--- START OF RECORDS SHOWN ---
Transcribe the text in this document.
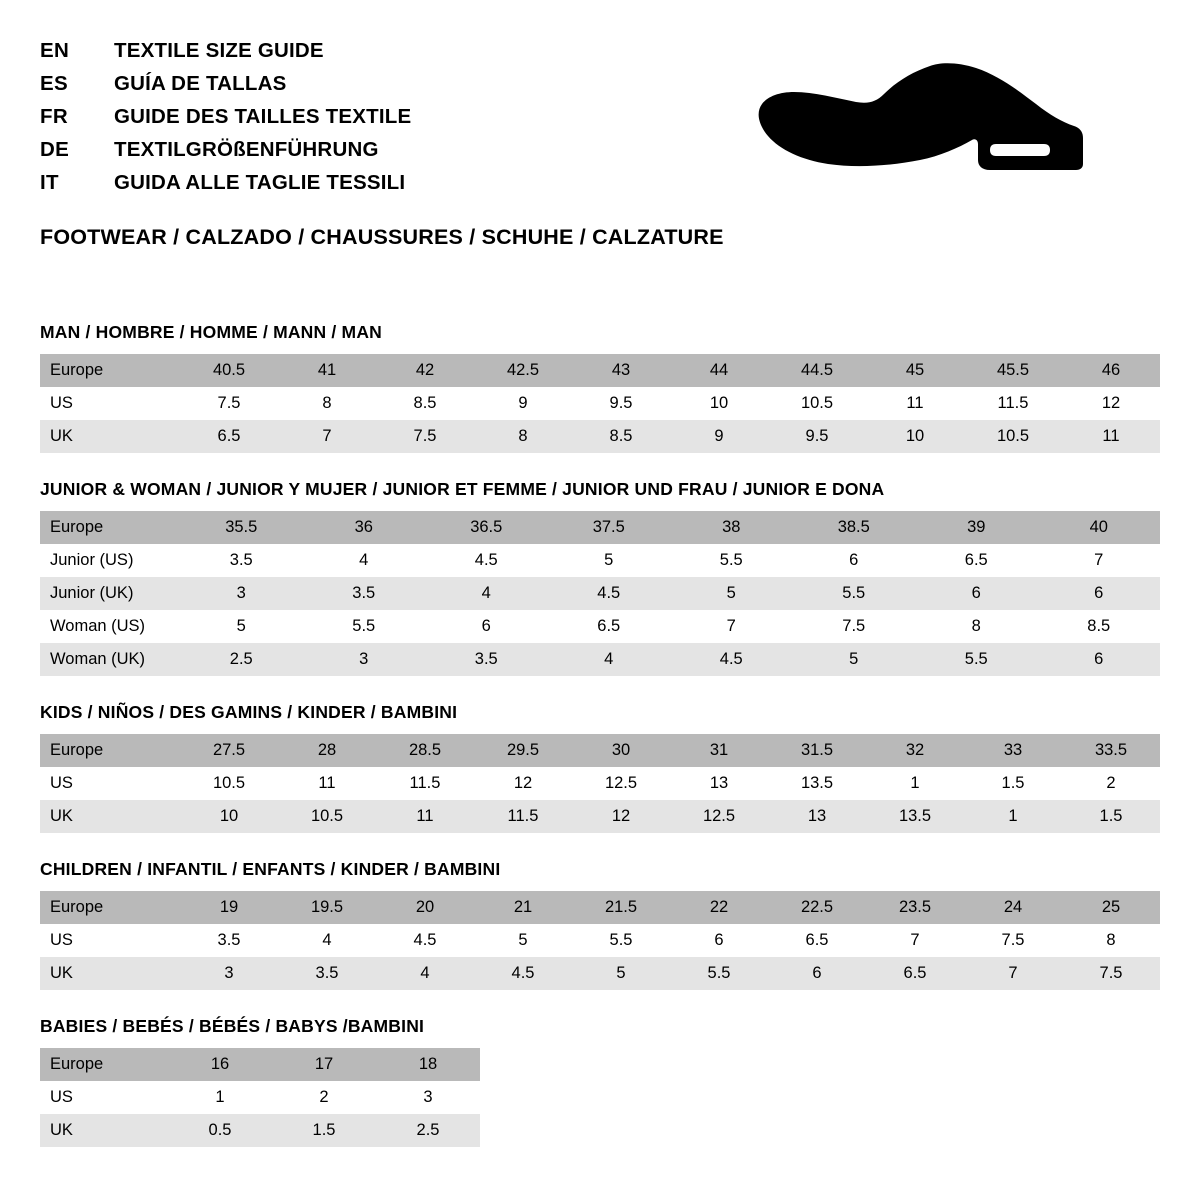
EN	TEXTILE SIZE GUIDE
ES	GUÍA DE TALLAS
FR	GUIDE DES TAILLES TEXTILE
DE	TEXTILGRÖßENFÜHRUNG
IT	GUIDA ALLE TAGLIE TESSILI
FOOTWEAR / CALZADO / CHAUSSURES / SCHUHE / CALZATURE
MAN / HOMBRE / HOMME / MANN / MAN
Europe	40.5	41	42	42.5	43	44	44.5	45	45.5	46
US	7.5	8	8.5	9	9.5	10	10.5	11	11.5	12
UK	6.5	7	7.5	8	8.5	9	9.5	10	10.5	11
JUNIOR & WOMAN / JUNIOR Y MUJER / JUNIOR ET FEMME / JUNIOR UND FRAU / JUNIOR E DONA
Europe	35.5	36	36.5	37.5	38	38.5	39	40
Junior (US)	3.5	4	4.5	5	5.5	6	6.5	7
Junior (UK)	3	3.5	4	4.5	5	5.5	6	6
Woman (US)	5	5.5	6	6.5	7	7.5	8	8.5
Woman (UK)	2.5	3	3.5	4	4.5	5	5.5	6
KIDS / NIÑOS / DES GAMINS / KINDER / BAMBINI
Europe	27.5	28	28.5	29.5	30	31	31.5	32	33	33.5
US	10.5	11	11.5	12	12.5	13	13.5	1	1.5	2
UK	10	10.5	11	11.5	12	12.5	13	13.5	1	1.5
CHILDREN / INFANTIL / ENFANTS / KINDER / BAMBINI
Europe	19	19.5	20	21	21.5	22	22.5	23.5	24	25
US	3.5	4	4.5	5	5.5	6	6.5	7	7.5	8
UK	3	3.5	4	4.5	5	5.5	6	6.5	7	7.5
BABIES / BEBÉS / BÉBÉS / BABYS /BAMBINI
Europe	16	17	18
US	1	2	3
UK	0.5	1.5	2.5
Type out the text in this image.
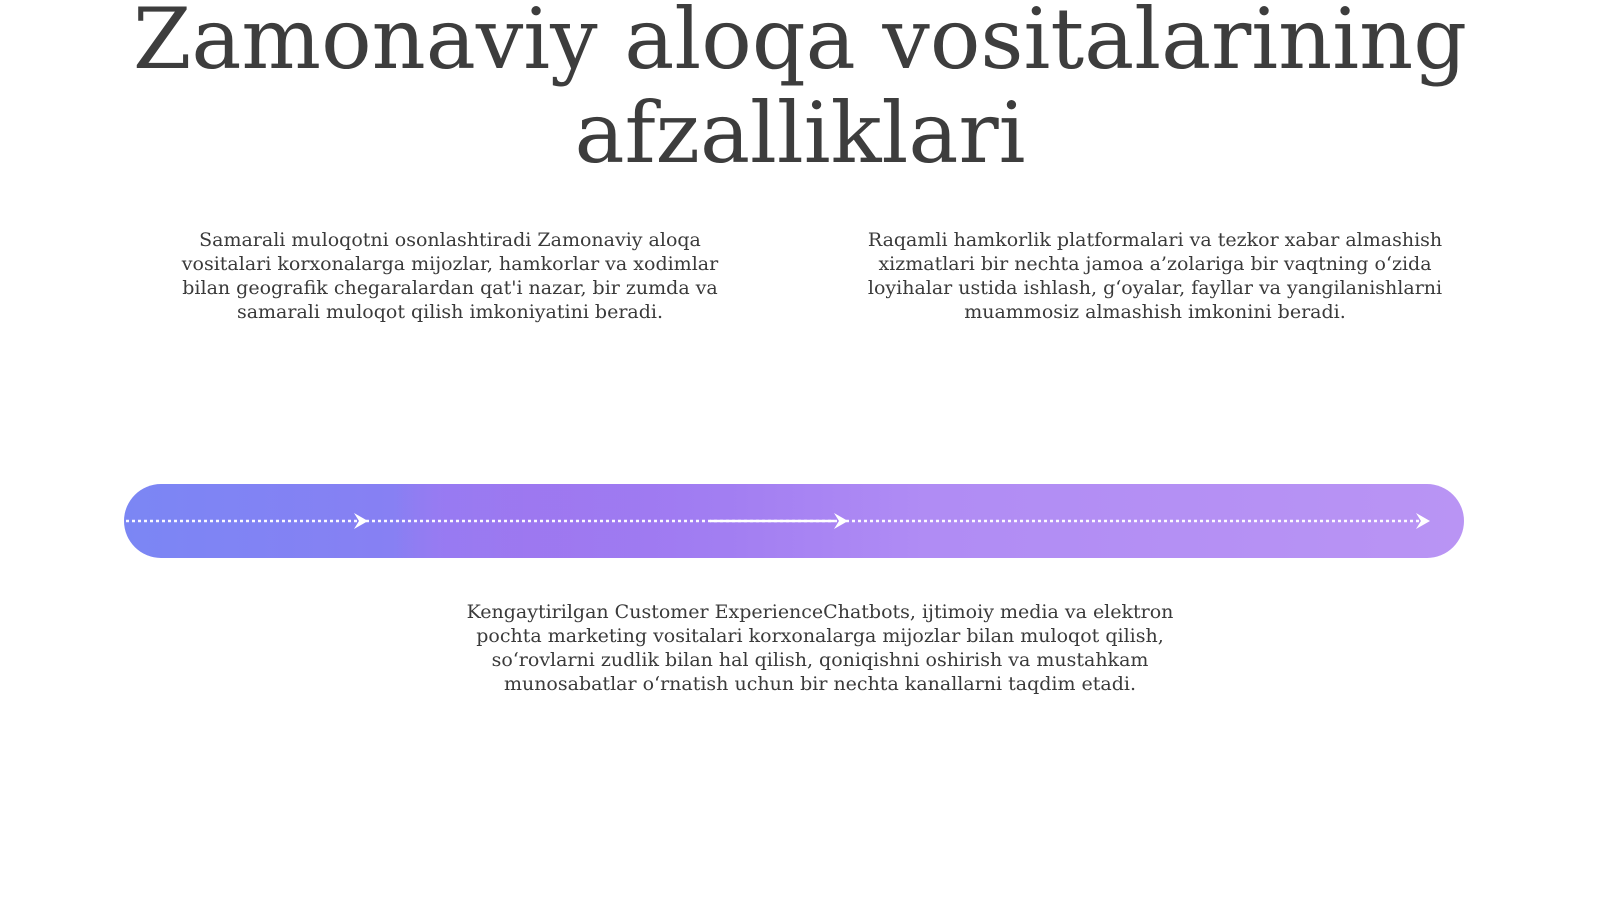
Zamonaviy aloqa vositalarining afzalliklari

Samarali muloqotni osonlashtiradi Zamonaviy aloqa vositalari korxonalarga mijozlar, hamkorlar va xodimlar bilan geografik chegaralardan qat'i nazar, bir zumda va samarali muloqot qilish imkoniyatini beradi.

Raqamli hamkorlik platformalari va tezkor xabar almashish xizmatlari bir nechta jamoa a’zolariga bir vaqtning o‘zida loyihalar ustida ishlash, g‘oyalar, fayllar va yangilanishlarni muammosiz almashish imkonini beradi.

Kengaytirilgan Customer ExperienceChatbots, ijtimoiy media va elektron pochta marketing vositalari korxonalarga mijozlar bilan muloqot qilish, so‘rovlarni zudlik bilan hal qilish, qoniqishni oshirish va mustahkam munosabatlar o‘rnatish uchun bir nechta kanallarni taqdim etadi.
--- END OF RECORDS SHOWN ---
* GIVEN EXERCISE
In the entries above, identify every line with the string "aloqa".

* WRITTEN RESPONSE
Zamonaviy aloqa vositalarining afzalliklari
Samarali muloqotni osonlashtiradi Zamonaviy aloqa vositalari korxonalarga mijozlar, hamkorlar va xodimlar bilan geografik chegaralardan qat'i nazar, bir zumda va samarali muloqot qilish imkoniyatini beradi.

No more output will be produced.